Extracted data entries
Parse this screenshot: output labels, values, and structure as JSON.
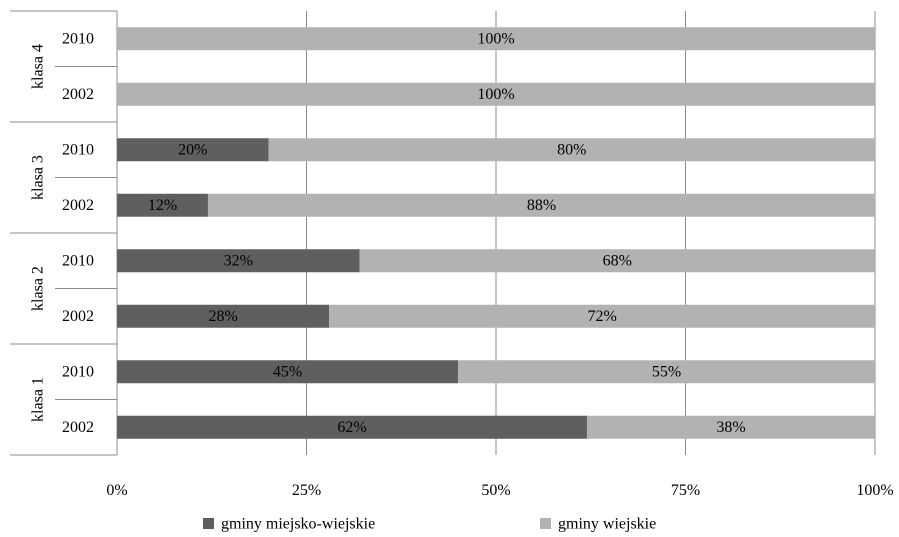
{
  "chart_data": {
    "type": "bar",
    "orientation": "horizontal",
    "stacked": "percent",
    "groups": [
      {
        "label": "klasa 4",
        "rows": [
          {
            "year": "2010",
            "values": [
              0,
              100
            ]
          },
          {
            "year": "2002",
            "values": [
              0,
              100
            ]
          }
        ]
      },
      {
        "label": "klasa 3",
        "rows": [
          {
            "year": "2010",
            "values": [
              20,
              80
            ]
          },
          {
            "year": "2002",
            "values": [
              12,
              88
            ]
          }
        ]
      },
      {
        "label": "klasa 2",
        "rows": [
          {
            "year": "2010",
            "values": [
              32,
              68
            ]
          },
          {
            "year": "2002",
            "values": [
              28,
              72
            ]
          }
        ]
      },
      {
        "label": "klasa 1",
        "rows": [
          {
            "year": "2010",
            "values": [
              45,
              55
            ]
          },
          {
            "year": "2002",
            "values": [
              62,
              38
            ]
          }
        ]
      }
    ],
    "series": [
      {
        "name": "gminy miejsko-wiejskie",
        "color": "#5f5f5f"
      },
      {
        "name": "gminy wiejskie",
        "color": "#b2b2b2"
      }
    ],
    "xticks": [
      "0%",
      "25%",
      "50%",
      "75%",
      "100%"
    ],
    "xlim": [
      0,
      100
    ],
    "grid": true,
    "legend_position": "bottom",
    "title": "",
    "xlabel": "",
    "ylabel": ""
  }
}
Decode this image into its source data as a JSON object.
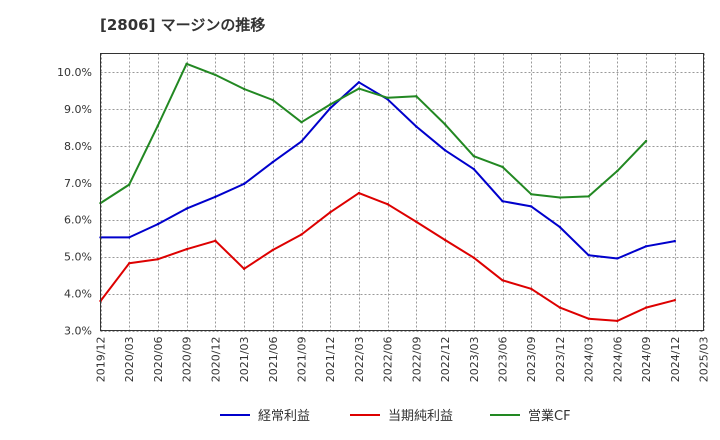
{
  "title": "[2806]  マージンの推移",
  "chart_data": {
    "type": "line",
    "x": [
      "2019/12",
      "2020/03",
      "2020/06",
      "2020/09",
      "2020/12",
      "2021/03",
      "2021/06",
      "2021/09",
      "2021/12",
      "2022/03",
      "2022/06",
      "2022/09",
      "2022/12",
      "2023/03",
      "2023/06",
      "2023/09",
      "2023/12",
      "2024/03",
      "2024/06",
      "2024/09",
      "2024/12",
      "2025/03"
    ],
    "y_ticks": [
      "3.0%",
      "4.0%",
      "5.0%",
      "6.0%",
      "7.0%",
      "8.0%",
      "9.0%",
      "10.0%"
    ],
    "ylim": [
      3.0,
      10.5
    ],
    "grid": true,
    "legend_position": "bottom",
    "series": [
      {
        "name": "経常利益",
        "color": "#0000cc",
        "values": [
          5.52,
          5.52,
          5.88,
          6.3,
          6.62,
          6.97,
          7.56,
          8.12,
          9.02,
          9.72,
          9.26,
          8.52,
          7.88,
          7.37,
          6.5,
          6.36,
          5.8,
          5.04,
          4.95,
          5.28,
          5.42,
          null
        ]
      },
      {
        "name": "当期純利益",
        "color": "#dd0000",
        "values": [
          3.8,
          4.82,
          4.93,
          5.2,
          5.43,
          4.67,
          5.18,
          5.6,
          6.2,
          6.72,
          6.42,
          5.94,
          5.45,
          4.97,
          4.36,
          4.13,
          3.62,
          3.32,
          3.26,
          3.62,
          3.82,
          null
        ]
      },
      {
        "name": "営業CF",
        "color": "#228822",
        "values": [
          6.45,
          6.95,
          8.55,
          10.22,
          9.92,
          9.54,
          9.24,
          8.64,
          9.12,
          9.55,
          9.3,
          9.34,
          8.58,
          7.72,
          7.43,
          6.69,
          6.6,
          6.63,
          7.32,
          8.13,
          null,
          null
        ]
      }
    ]
  }
}
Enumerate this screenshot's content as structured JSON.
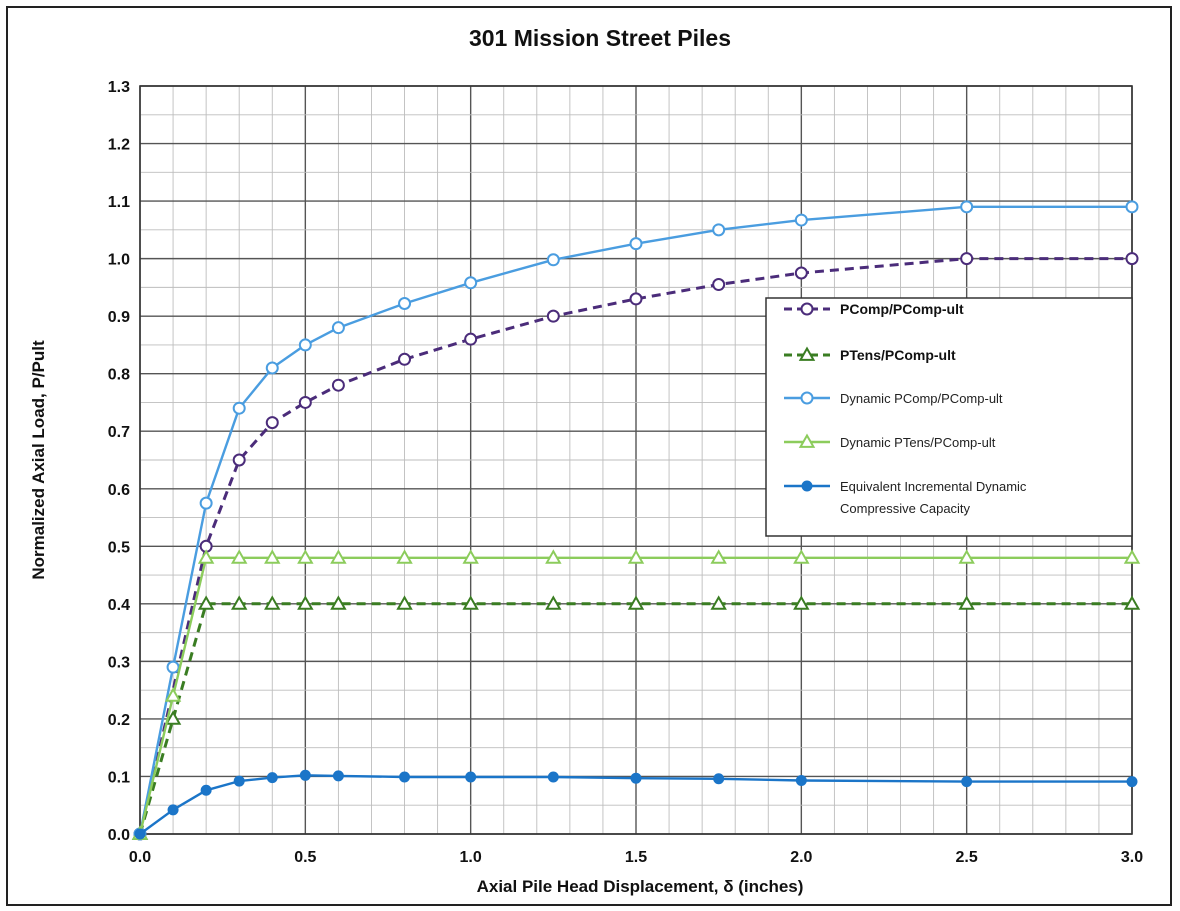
{
  "chart_data": {
    "type": "line",
    "title": "301 Mission Street Piles",
    "xlabel": "Axial Pile Head Displacement, δ (inches)",
    "ylabel": "Normalized Axial Load, P/Pult",
    "xlim": [
      0,
      3.0
    ],
    "ylim": [
      0,
      1.3
    ],
    "x_ticks": [
      "0.0",
      "0.5",
      "1.0",
      "1.5",
      "2.0",
      "2.5",
      "3.0"
    ],
    "y_ticks": [
      "0.0",
      "0.1",
      "0.2",
      "0.3",
      "0.4",
      "0.5",
      "0.6",
      "0.7",
      "0.8",
      "0.9",
      "1.0",
      "1.1",
      "1.2",
      "1.3"
    ],
    "grid": true,
    "legend_position": "right",
    "series": [
      {
        "name": "PComp/PComp-ult",
        "color": "#4b2c7a",
        "line_style": "dashed",
        "marker": "open-circle",
        "x": [
          0,
          0.2,
          0.3,
          0.4,
          0.5,
          0.6,
          0.8,
          1.0,
          1.25,
          1.5,
          1.75,
          2.0,
          2.5,
          3.0
        ],
        "y": [
          0,
          0.5,
          0.65,
          0.715,
          0.75,
          0.78,
          0.825,
          0.86,
          0.9,
          0.93,
          0.955,
          0.975,
          1.0,
          1.0
        ]
      },
      {
        "name": "PTens/PComp-ult",
        "color": "#3a7d22",
        "line_style": "dashed",
        "marker": "open-triangle",
        "x": [
          0,
          0.1,
          0.2,
          0.3,
          0.4,
          0.5,
          0.6,
          0.8,
          1.0,
          1.25,
          1.5,
          1.75,
          2.0,
          2.5,
          3.0
        ],
        "y": [
          0,
          0.2,
          0.4,
          0.4,
          0.4,
          0.4,
          0.4,
          0.4,
          0.4,
          0.4,
          0.4,
          0.4,
          0.4,
          0.4,
          0.4
        ]
      },
      {
        "name": "Dynamic PComp/PComp-ult",
        "color": "#4a9de0",
        "line_style": "solid",
        "marker": "open-circle",
        "x": [
          0,
          0.1,
          0.2,
          0.3,
          0.4,
          0.5,
          0.6,
          0.8,
          1.0,
          1.25,
          1.5,
          1.75,
          2.0,
          2.5,
          3.0
        ],
        "y": [
          0,
          0.29,
          0.575,
          0.74,
          0.81,
          0.85,
          0.88,
          0.922,
          0.958,
          0.998,
          1.026,
          1.05,
          1.067,
          1.09,
          1.09
        ]
      },
      {
        "name": "Dynamic PTens/PComp-ult",
        "color": "#8ccc5c",
        "line_style": "solid",
        "marker": "open-triangle",
        "x": [
          0,
          0.1,
          0.2,
          0.3,
          0.4,
          0.5,
          0.6,
          0.8,
          1.0,
          1.25,
          1.5,
          1.75,
          2.0,
          2.5,
          3.0
        ],
        "y": [
          0,
          0.24,
          0.48,
          0.48,
          0.48,
          0.48,
          0.48,
          0.48,
          0.48,
          0.48,
          0.48,
          0.48,
          0.48,
          0.48,
          0.48
        ]
      },
      {
        "name": "Equivalent Incremental Dynamic Compressive Capacity",
        "color": "#1b75c8",
        "line_style": "solid",
        "marker": "filled-circle",
        "x": [
          0,
          0.1,
          0.2,
          0.3,
          0.4,
          0.5,
          0.6,
          0.8,
          1.0,
          1.25,
          1.5,
          1.75,
          2.0,
          2.5,
          3.0
        ],
        "y": [
          0,
          0.042,
          0.076,
          0.092,
          0.098,
          0.102,
          0.101,
          0.099,
          0.099,
          0.099,
          0.097,
          0.096,
          0.093,
          0.091,
          0.091
        ]
      }
    ]
  },
  "legend_labels": [
    [
      "PComp/PComp-ult"
    ],
    [
      "PTens/PComp-ult"
    ],
    [
      "Dynamic PComp/PComp-ult"
    ],
    [
      "Dynamic PTens/PComp-ult"
    ],
    [
      "Equivalent Incremental Dynamic",
      "Compressive Capacity"
    ]
  ]
}
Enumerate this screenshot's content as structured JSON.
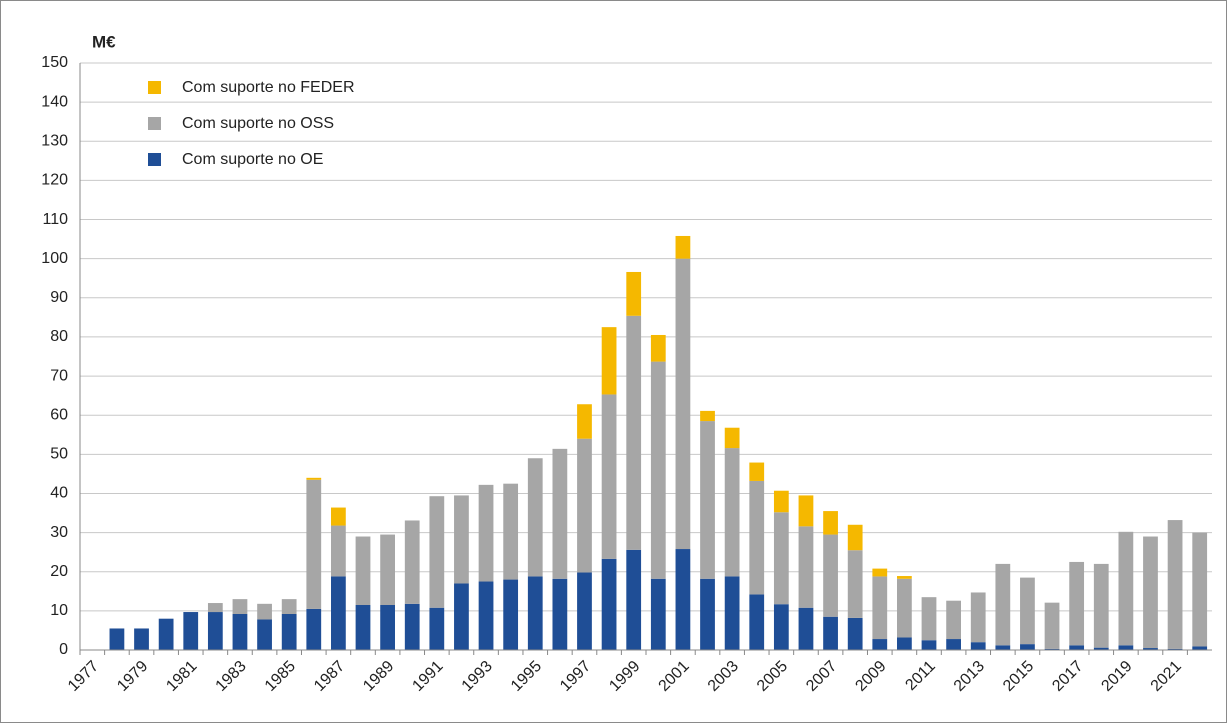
{
  "chart_data": {
    "type": "stacked_bar",
    "y_label": "M€",
    "categories": [
      "1977",
      null,
      "1979",
      null,
      "1981",
      null,
      "1983",
      null,
      "1985",
      null,
      "1987",
      null,
      "1989",
      null,
      "1991",
      null,
      "1993",
      null,
      "1995",
      null,
      "1997",
      null,
      "1999",
      null,
      "2001",
      null,
      "2003",
      null,
      "2005",
      null,
      "2007",
      null,
      "2009",
      null,
      "2011",
      null,
      "2013",
      null,
      "2015",
      null,
      "2017",
      null,
      "2019",
      null,
      "2021",
      null
    ],
    "series": [
      {
        "name": "Com suporte no OE",
        "color": "#1f4e96",
        "values": [
          0,
          5.5,
          5.5,
          8,
          9.7,
          9.7,
          9.2,
          7.8,
          9.2,
          10.5,
          18.8,
          11.5,
          11.5,
          11.8,
          10.8,
          17,
          17.5,
          18,
          18.8,
          18.2,
          19.8,
          23.3,
          25.6,
          18.2,
          25.8,
          18.2,
          18.8,
          14.2,
          11.7,
          10.8,
          8.5,
          8.2,
          2.8,
          3.2,
          2.5,
          2.8,
          2,
          1.2,
          1.5,
          0.3,
          1.2,
          0.6,
          1.2,
          0.5,
          0.3,
          0.9
        ]
      },
      {
        "name": "Com suporte no OSS",
        "color": "#a6a6a6",
        "values": [
          0,
          0,
          0,
          0,
          0,
          2.3,
          3.8,
          4,
          3.8,
          33,
          13,
          17.5,
          18,
          21.3,
          28.5,
          22.5,
          24.7,
          24.5,
          30.2,
          33.2,
          34.2,
          42,
          59.8,
          55.5,
          74.2,
          40.3,
          32.8,
          29,
          23.5,
          20.8,
          21,
          17.3,
          16,
          15,
          11,
          9.8,
          12.7,
          20.8,
          17,
          11.8,
          21.3,
          21.4,
          29,
          28.5,
          32.9,
          29.1
        ]
      },
      {
        "name": "Com suporte no FEDER",
        "color": "#f5b800",
        "values": [
          0,
          0,
          0,
          0,
          0,
          0,
          0,
          0,
          0,
          0.5,
          4.6,
          0,
          0,
          0,
          0,
          0,
          0,
          0,
          0,
          0,
          8.8,
          17.2,
          11.2,
          6.8,
          5.8,
          2.6,
          5.2,
          4.7,
          5.5,
          7.9,
          6,
          6.5,
          2,
          0.7,
          0,
          0,
          0,
          0,
          0,
          0,
          0,
          0,
          0,
          0,
          0,
          0
        ]
      }
    ],
    "ylim": [
      0,
      150
    ],
    "yticks": [
      0,
      10,
      20,
      30,
      40,
      50,
      60,
      70,
      80,
      90,
      100,
      110,
      120,
      130,
      140,
      150
    ],
    "grid": true
  }
}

- [Task details]:
From the data above, copy each line that holds "suporte".

- [Output of the task]:
        "name": "Com suporte no OE",
        "name": "Com suporte no OSS",
        "name": "Com suporte no FEDER",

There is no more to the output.